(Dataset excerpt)
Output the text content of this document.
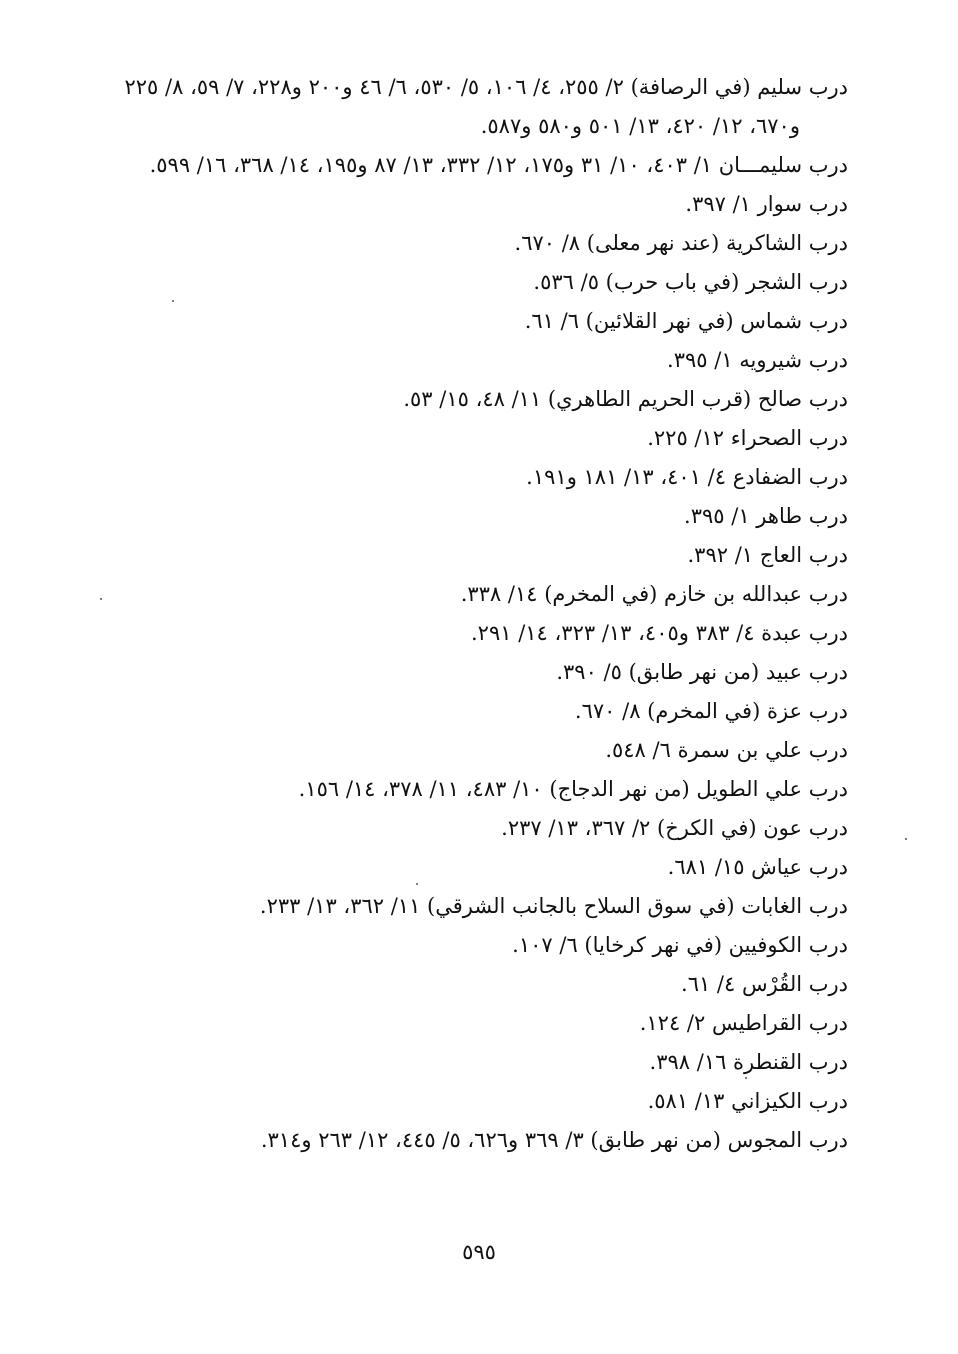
درب سليم (في الرصافة) ٢/ ٢٥٥، ٤/ ١٠٦، ٥/ ٥٣٠، ٦/ ٤٦ و٢٠٠ و٢٢٨، ٧/ ٥٩، ٨/ ٢٢٥ و٦٧٠، ١٢/ ٤٢٠، ١٣/ ٥٠١ و٥٨٠ و٥٨٧.

درب سليمـــان ١/ ٤٠٣، ١٠/ ٣١ و١٧٥، ١٢/ ٣٣٢، ١٣/ ٨٧ و١٩٥، ١٤/ ٣٦٨، ١٦/ ٥٩٩.

درب سوار ١/ ٣٩٧.

درب الشاكرية (عند نهر معلى) ٨/ ٦٧٠.

درب الشجر (في باب حرب) ٥/ ٥٣٦.

درب شماس (في نهر القلائين) ٦/ ٦١.

درب شيرويه ١/ ٣٩٥.

درب صالح (قرب الحريم الطاهري) ١١/ ٤٨، ١٥/ ٥٣.

درب الصحراء ١٢/ ٢٢٥.

درب الضفادع ٤/ ٤٠١، ١٣/ ١٨١ و١٩١.

درب طاهر ١/ ٣٩٥.

درب العاج ١/ ٣٩٢.

درب عبدالله بن خازم (في المخرم) ١٤/ ٣٣٨.

درب عبدة ٤/ ٣٨٣ و٤٠٥، ١٣/ ٣٢٣، ١٤/ ٢٩١.

درب عبيد (من نهر طابق) ٥/ ٣٩٠.

درب عزة (في المخرم) ٨/ ٦٧٠.

درب علي بن سمرة ٦/ ٥٤٨.

درب علي الطويل (من نهر الدجاج) ١٠/ ٤٨٣، ١١/ ٣٧٨، ١٤/ ١٥٦.

درب عون (في الكرخ) ٢/ ٣٦٧، ١٣/ ٢٣٧.

درب عياش ١٥/ ٦٨١.

درب الغابات (في سوق السلاح بالجانب الشرقي) ١١/ ٣٦٢، ١٣/ ٢٣٣.

درب الكوفيين (في نهر كرخايا) ٦/ ١٠٧.

درب القُرْس ٤/ ٦١.

درب القراطيس ٢/ ١٢٤.

درب القنطرة ١٦/ ٣٩٨.

درب الكيزاني ١٣/ ٥٨١.

درب المجوس (من نهر طابق) ٣/ ٣٦٩ و٦٢٦، ٥/ ٤٤٥، ١٢/ ٢٦٣ و٣١٤.

٥٩٥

**EXERCISE DESCRIPTION:** Reproduce all of the entries word for word, skipping any pictures they hold.

**FINAL ANSWER:**
Output the text content of this document.
درب سليم (في الرصافة) ٢/ ٢٥٥، ٤/ ١٠٦، ٥/ ٥٣٠، ٦/ ٤٦ و٢٠٠ و٢٢٨، ٧/ ٥٩، ٨/ ٢٢٥ و٦٧٠، ١٢/ ٤٢٠، ١٣/ ٥٠١ و٥٨٠ و٥٨٧.

درب سليمـــان ١/ ٤٠٣، ١٠/ ٣١ و١٧٥، ١٢/ ٣٣٢، ١٣/ ٨٧ و١٩٥، ١٤/ ٣٦٨، ١٦/ ٥٩٩.

درب سوار ١/ ٣٩٧.

درب الشاكرية (عند نهر معلى) ٨/ ٦٧٠.

درب الشجر (في باب حرب) ٥/ ٥٣٦.

درب شماس (في نهر القلائين) ٦/ ٦١.

درب شيرويه ١/ ٣٩٥.

درب صالح (قرب الحريم الطاهري) ١١/ ٤٨، ١٥/ ٥٣.

درب الصحراء ١٢/ ٢٢٥.

درب الضفادع ٤/ ٤٠١، ١٣/ ١٨١ و١٩١.

درب طاهر ١/ ٣٩٥.

درب العاج ١/ ٣٩٢.

درب عبدالله بن خازم (في المخرم) ١٤/ ٣٣٨.

درب عبدة ٤/ ٣٨٣ و٤٠٥، ١٣/ ٣٢٣، ١٤/ ٢٩١.

درب عبيد (من نهر طابق) ٥/ ٣٩٠.

درب عزة (في المخرم) ٨/ ٦٧٠.

درب علي بن سمرة ٦/ ٥٤٨.

درب علي الطويل (من نهر الدجاج) ١٠/ ٤٨٣، ١١/ ٣٧٨، ١٤/ ١٥٦.

درب عون (في الكرخ) ٢/ ٣٦٧، ١٣/ ٢٣٧.

درب عياش ١٥/ ٦٨١.

درب الغابات (في سوق السلاح بالجانب الشرقي) ١١/ ٣٦٢، ١٣/ ٢٣٣.

درب الكوفيين (في نهر كرخايا) ٦/ ١٠٧.

درب القُرْس ٤/ ٦١.

درب القراطيس ٢/ ١٢٤.

درب القنطرة ١٦/ ٣٩٨.

درب الكيزاني ١٣/ ٥٨١.

درب المجوس (من نهر طابق) ٣/ ٣٦٩ و٦٢٦، ٥/ ٤٤٥، ١٢/ ٢٦٣ و٣١٤.

٥٩٥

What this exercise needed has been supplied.